▶ **Task to complete**
Every line below is to be quoted exactly, with nothing added or dropped.

▶ **Dataset records**

>> Begin

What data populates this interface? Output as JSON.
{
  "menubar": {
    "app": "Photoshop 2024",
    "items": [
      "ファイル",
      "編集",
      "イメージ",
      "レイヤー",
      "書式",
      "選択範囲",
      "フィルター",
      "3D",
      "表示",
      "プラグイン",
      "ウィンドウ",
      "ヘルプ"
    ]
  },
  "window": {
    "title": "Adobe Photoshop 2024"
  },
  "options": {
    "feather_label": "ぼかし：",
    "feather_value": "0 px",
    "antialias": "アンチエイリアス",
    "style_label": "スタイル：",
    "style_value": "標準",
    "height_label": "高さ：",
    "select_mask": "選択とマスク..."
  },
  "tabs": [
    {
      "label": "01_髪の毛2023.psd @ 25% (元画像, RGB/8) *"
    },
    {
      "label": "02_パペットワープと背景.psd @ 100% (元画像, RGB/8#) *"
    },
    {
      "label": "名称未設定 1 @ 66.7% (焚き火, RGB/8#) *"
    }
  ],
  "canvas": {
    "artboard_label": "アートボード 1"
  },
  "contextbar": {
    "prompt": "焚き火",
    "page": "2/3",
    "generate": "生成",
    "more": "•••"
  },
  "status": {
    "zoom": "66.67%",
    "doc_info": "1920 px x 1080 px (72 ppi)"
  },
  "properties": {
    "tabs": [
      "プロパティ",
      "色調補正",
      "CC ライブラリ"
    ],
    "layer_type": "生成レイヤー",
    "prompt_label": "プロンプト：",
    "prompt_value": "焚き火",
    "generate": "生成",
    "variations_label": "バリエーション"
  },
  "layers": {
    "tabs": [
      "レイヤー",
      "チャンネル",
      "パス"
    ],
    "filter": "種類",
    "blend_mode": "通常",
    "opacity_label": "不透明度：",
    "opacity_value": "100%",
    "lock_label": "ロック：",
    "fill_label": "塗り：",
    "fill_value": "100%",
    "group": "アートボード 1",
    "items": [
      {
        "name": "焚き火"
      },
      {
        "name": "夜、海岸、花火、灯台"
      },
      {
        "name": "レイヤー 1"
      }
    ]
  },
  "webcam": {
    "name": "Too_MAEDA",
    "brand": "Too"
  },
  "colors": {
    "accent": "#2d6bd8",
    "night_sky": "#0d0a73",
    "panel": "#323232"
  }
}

>> End

▶ **Response to this task**
What data populates this interface? Output as JSON.
{
  "menubar": {
    "app": "Photoshop 2024",
    "items": [
      "ファイル",
      "編集",
      "イメージ",
      "レイヤー",
      "書式",
      "選択範囲",
      "フィルター",
      "3D",
      "表示",
      "プラグイン",
      "ウィンドウ",
      "ヘルプ"
    ]
  },
  "window": {
    "title": "Adobe Photoshop 2024"
  },
  "options": {
    "feather_label": "ぼかし：",
    "feather_value": "0 px",
    "antialias": "アンチエイリアス",
    "style_label": "スタイル：",
    "style_value": "標準",
    "height_label": "高さ：",
    "select_mask": "選択とマスク..."
  },
  "tabs": [
    {
      "label": "01_髪の毛2023.psd @ 25% (元画像, RGB/8) *"
    },
    {
      "label": "02_パペットワープと背景.psd @ 100% (元画像, RGB/8#) *"
    },
    {
      "label": "名称未設定 1 @ 66.7% (焚き火, RGB/8#) *"
    }
  ],
  "canvas": {
    "artboard_label": "アートボード 1"
  },
  "contextbar": {
    "prompt": "焚き火",
    "page": "2/3",
    "generate": "生成",
    "more": "•••"
  },
  "status": {
    "zoom": "66.67%",
    "doc_info": "1920 px x 1080 px (72 ppi)"
  },
  "properties": {
    "tabs": [
      "プロパティ",
      "色調補正",
      "CC ライブラリ"
    ],
    "layer_type": "生成レイヤー",
    "prompt_label": "プロンプト：",
    "prompt_value": "焚き火",
    "generate": "生成",
    "variations_label": "バリエーション"
  },
  "layers": {
    "tabs": [
      "レイヤー",
      "チャンネル",
      "パス"
    ],
    "filter": "種類",
    "blend_mode": "通常",
    "opacity_label": "不透明度：",
    "opacity_value": "100%",
    "lock_label": "ロック：",
    "fill_label": "塗り：",
    "fill_value": "100%",
    "group": "アートボード 1",
    "items": [
      {
        "name": "焚き火"
      },
      {
        "name": "夜、海岸、花火、灯台"
      },
      {
        "name": "レイヤー 1"
      }
    ]
  },
  "webcam": {
    "name": "Too_MAEDA",
    "brand": "Too"
  },
  "colors": {
    "accent": "#2d6bd8",
    "night_sky": "#0d0a73",
    "panel": "#323232"
  }
}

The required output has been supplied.